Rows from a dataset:
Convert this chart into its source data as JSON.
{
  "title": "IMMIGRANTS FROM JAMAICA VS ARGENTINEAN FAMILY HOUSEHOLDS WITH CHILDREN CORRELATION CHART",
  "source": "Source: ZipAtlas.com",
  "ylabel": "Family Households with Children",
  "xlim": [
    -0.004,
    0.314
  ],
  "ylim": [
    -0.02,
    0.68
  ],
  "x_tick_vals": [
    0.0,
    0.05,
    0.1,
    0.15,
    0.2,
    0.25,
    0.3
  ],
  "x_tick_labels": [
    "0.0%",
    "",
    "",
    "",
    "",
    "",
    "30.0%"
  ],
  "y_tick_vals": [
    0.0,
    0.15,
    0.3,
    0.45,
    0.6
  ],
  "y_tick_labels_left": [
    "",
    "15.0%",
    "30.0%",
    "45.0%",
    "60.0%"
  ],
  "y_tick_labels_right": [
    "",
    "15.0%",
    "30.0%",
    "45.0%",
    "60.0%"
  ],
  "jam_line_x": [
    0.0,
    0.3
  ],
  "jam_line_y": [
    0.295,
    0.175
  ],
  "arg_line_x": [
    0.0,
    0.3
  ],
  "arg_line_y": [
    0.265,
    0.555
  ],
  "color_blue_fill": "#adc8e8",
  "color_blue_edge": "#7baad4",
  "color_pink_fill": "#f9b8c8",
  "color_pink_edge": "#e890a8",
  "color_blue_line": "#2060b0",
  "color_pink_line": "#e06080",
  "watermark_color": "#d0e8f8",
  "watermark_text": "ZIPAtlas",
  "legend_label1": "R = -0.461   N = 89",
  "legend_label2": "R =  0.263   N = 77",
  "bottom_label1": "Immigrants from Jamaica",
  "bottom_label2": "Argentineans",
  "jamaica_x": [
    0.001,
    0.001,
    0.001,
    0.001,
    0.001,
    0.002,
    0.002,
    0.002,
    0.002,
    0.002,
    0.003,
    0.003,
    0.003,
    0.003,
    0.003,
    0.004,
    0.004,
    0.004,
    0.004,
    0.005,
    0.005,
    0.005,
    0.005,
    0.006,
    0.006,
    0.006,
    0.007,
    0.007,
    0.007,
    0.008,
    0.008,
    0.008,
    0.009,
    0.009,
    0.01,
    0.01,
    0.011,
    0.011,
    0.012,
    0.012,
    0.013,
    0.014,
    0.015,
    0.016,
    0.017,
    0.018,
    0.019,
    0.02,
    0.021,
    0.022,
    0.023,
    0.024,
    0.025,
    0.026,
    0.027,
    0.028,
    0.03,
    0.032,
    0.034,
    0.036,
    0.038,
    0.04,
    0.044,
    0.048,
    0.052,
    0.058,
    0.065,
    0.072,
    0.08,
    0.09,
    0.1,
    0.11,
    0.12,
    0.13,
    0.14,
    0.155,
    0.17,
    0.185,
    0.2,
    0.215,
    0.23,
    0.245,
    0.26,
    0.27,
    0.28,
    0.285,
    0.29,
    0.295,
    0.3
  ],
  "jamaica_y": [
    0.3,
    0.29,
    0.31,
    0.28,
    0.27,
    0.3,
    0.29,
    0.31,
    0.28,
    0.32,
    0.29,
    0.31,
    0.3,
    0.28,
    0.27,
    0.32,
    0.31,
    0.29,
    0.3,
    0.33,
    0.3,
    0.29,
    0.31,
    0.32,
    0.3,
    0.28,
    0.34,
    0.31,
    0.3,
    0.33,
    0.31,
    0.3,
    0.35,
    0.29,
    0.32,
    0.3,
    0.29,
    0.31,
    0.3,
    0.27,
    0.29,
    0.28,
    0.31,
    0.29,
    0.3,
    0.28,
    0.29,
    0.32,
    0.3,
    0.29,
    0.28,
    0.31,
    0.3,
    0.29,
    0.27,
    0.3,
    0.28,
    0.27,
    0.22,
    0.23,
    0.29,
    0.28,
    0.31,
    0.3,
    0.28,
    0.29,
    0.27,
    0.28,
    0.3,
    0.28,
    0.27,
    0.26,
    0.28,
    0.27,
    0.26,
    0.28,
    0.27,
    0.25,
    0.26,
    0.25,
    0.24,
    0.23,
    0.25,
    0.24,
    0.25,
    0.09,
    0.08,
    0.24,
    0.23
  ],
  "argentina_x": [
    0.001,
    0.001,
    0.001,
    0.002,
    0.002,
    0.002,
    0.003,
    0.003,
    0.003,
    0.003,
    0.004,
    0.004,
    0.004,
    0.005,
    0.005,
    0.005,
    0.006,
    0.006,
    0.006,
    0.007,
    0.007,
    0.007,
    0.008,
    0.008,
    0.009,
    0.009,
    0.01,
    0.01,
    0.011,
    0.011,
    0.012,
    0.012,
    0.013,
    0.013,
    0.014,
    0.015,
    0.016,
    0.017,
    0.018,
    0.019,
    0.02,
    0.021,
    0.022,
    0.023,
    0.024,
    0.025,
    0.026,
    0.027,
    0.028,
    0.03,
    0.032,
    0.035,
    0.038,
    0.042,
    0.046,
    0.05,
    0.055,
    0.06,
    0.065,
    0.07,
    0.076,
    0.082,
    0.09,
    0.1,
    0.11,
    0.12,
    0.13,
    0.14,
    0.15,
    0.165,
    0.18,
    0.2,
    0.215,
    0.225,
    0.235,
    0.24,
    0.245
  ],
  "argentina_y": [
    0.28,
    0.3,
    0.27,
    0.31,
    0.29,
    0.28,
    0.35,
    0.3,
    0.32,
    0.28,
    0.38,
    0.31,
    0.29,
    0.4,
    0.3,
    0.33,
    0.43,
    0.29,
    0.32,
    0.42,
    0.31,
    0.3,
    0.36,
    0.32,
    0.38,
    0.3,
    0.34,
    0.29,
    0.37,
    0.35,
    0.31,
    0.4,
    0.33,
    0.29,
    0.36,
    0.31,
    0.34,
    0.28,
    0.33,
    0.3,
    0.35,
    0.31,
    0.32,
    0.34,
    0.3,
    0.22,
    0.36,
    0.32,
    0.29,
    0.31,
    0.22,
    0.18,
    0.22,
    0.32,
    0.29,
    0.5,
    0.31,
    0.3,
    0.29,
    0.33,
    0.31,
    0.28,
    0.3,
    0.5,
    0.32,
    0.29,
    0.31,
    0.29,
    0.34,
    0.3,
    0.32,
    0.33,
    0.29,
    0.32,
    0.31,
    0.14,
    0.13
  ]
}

PROBLEM DESCRIPTION: Copy out each record exactly as given, omitting none.

EXPECTED OUTPUT:
Convert this chart into its source data as JSON.
{
  "title": "IMMIGRANTS FROM JAMAICA VS ARGENTINEAN FAMILY HOUSEHOLDS WITH CHILDREN CORRELATION CHART",
  "source": "Source: ZipAtlas.com",
  "ylabel": "Family Households with Children",
  "xlim": [
    -0.004,
    0.314
  ],
  "ylim": [
    -0.02,
    0.68
  ],
  "x_tick_vals": [
    0.0,
    0.05,
    0.1,
    0.15,
    0.2,
    0.25,
    0.3
  ],
  "x_tick_labels": [
    "0.0%",
    "",
    "",
    "",
    "",
    "",
    "30.0%"
  ],
  "y_tick_vals": [
    0.0,
    0.15,
    0.3,
    0.45,
    0.6
  ],
  "y_tick_labels_left": [
    "",
    "15.0%",
    "30.0%",
    "45.0%",
    "60.0%"
  ],
  "y_tick_labels_right": [
    "",
    "15.0%",
    "30.0%",
    "45.0%",
    "60.0%"
  ],
  "jam_line_x": [
    0.0,
    0.3
  ],
  "jam_line_y": [
    0.295,
    0.175
  ],
  "arg_line_x": [
    0.0,
    0.3
  ],
  "arg_line_y": [
    0.265,
    0.555
  ],
  "color_blue_fill": "#adc8e8",
  "color_blue_edge": "#7baad4",
  "color_pink_fill": "#f9b8c8",
  "color_pink_edge": "#e890a8",
  "color_blue_line": "#2060b0",
  "color_pink_line": "#e06080",
  "watermark_color": "#d0e8f8",
  "watermark_text": "ZIPAtlas",
  "legend_label1": "R = -0.461   N = 89",
  "legend_label2": "R =  0.263   N = 77",
  "bottom_label1": "Immigrants from Jamaica",
  "bottom_label2": "Argentineans",
  "jamaica_x": [
    0.001,
    0.001,
    0.001,
    0.001,
    0.001,
    0.002,
    0.002,
    0.002,
    0.002,
    0.002,
    0.003,
    0.003,
    0.003,
    0.003,
    0.003,
    0.004,
    0.004,
    0.004,
    0.004,
    0.005,
    0.005,
    0.005,
    0.005,
    0.006,
    0.006,
    0.006,
    0.007,
    0.007,
    0.007,
    0.008,
    0.008,
    0.008,
    0.009,
    0.009,
    0.01,
    0.01,
    0.011,
    0.011,
    0.012,
    0.012,
    0.013,
    0.014,
    0.015,
    0.016,
    0.017,
    0.018,
    0.019,
    0.02,
    0.021,
    0.022,
    0.023,
    0.024,
    0.025,
    0.026,
    0.027,
    0.028,
    0.03,
    0.032,
    0.034,
    0.036,
    0.038,
    0.04,
    0.044,
    0.048,
    0.052,
    0.058,
    0.065,
    0.072,
    0.08,
    0.09,
    0.1,
    0.11,
    0.12,
    0.13,
    0.14,
    0.155,
    0.17,
    0.185,
    0.2,
    0.215,
    0.23,
    0.245,
    0.26,
    0.27,
    0.28,
    0.285,
    0.29,
    0.295,
    0.3
  ],
  "jamaica_y": [
    0.3,
    0.29,
    0.31,
    0.28,
    0.27,
    0.3,
    0.29,
    0.31,
    0.28,
    0.32,
    0.29,
    0.31,
    0.3,
    0.28,
    0.27,
    0.32,
    0.31,
    0.29,
    0.3,
    0.33,
    0.3,
    0.29,
    0.31,
    0.32,
    0.3,
    0.28,
    0.34,
    0.31,
    0.3,
    0.33,
    0.31,
    0.3,
    0.35,
    0.29,
    0.32,
    0.3,
    0.29,
    0.31,
    0.3,
    0.27,
    0.29,
    0.28,
    0.31,
    0.29,
    0.3,
    0.28,
    0.29,
    0.32,
    0.3,
    0.29,
    0.28,
    0.31,
    0.3,
    0.29,
    0.27,
    0.3,
    0.28,
    0.27,
    0.22,
    0.23,
    0.29,
    0.28,
    0.31,
    0.3,
    0.28,
    0.29,
    0.27,
    0.28,
    0.3,
    0.28,
    0.27,
    0.26,
    0.28,
    0.27,
    0.26,
    0.28,
    0.27,
    0.25,
    0.26,
    0.25,
    0.24,
    0.23,
    0.25,
    0.24,
    0.25,
    0.09,
    0.08,
    0.24,
    0.23
  ],
  "argentina_x": [
    0.001,
    0.001,
    0.001,
    0.002,
    0.002,
    0.002,
    0.003,
    0.003,
    0.003,
    0.003,
    0.004,
    0.004,
    0.004,
    0.005,
    0.005,
    0.005,
    0.006,
    0.006,
    0.006,
    0.007,
    0.007,
    0.007,
    0.008,
    0.008,
    0.009,
    0.009,
    0.01,
    0.01,
    0.011,
    0.011,
    0.012,
    0.012,
    0.013,
    0.013,
    0.014,
    0.015,
    0.016,
    0.017,
    0.018,
    0.019,
    0.02,
    0.021,
    0.022,
    0.023,
    0.024,
    0.025,
    0.026,
    0.027,
    0.028,
    0.03,
    0.032,
    0.035,
    0.038,
    0.042,
    0.046,
    0.05,
    0.055,
    0.06,
    0.065,
    0.07,
    0.076,
    0.082,
    0.09,
    0.1,
    0.11,
    0.12,
    0.13,
    0.14,
    0.15,
    0.165,
    0.18,
    0.2,
    0.215,
    0.225,
    0.235,
    0.24,
    0.245
  ],
  "argentina_y": [
    0.28,
    0.3,
    0.27,
    0.31,
    0.29,
    0.28,
    0.35,
    0.3,
    0.32,
    0.28,
    0.38,
    0.31,
    0.29,
    0.4,
    0.3,
    0.33,
    0.43,
    0.29,
    0.32,
    0.42,
    0.31,
    0.3,
    0.36,
    0.32,
    0.38,
    0.3,
    0.34,
    0.29,
    0.37,
    0.35,
    0.31,
    0.4,
    0.33,
    0.29,
    0.36,
    0.31,
    0.34,
    0.28,
    0.33,
    0.3,
    0.35,
    0.31,
    0.32,
    0.34,
    0.3,
    0.22,
    0.36,
    0.32,
    0.29,
    0.31,
    0.22,
    0.18,
    0.22,
    0.32,
    0.29,
    0.5,
    0.31,
    0.3,
    0.29,
    0.33,
    0.31,
    0.28,
    0.3,
    0.5,
    0.32,
    0.29,
    0.31,
    0.29,
    0.34,
    0.3,
    0.32,
    0.33,
    0.29,
    0.32,
    0.31,
    0.14,
    0.13
  ]
}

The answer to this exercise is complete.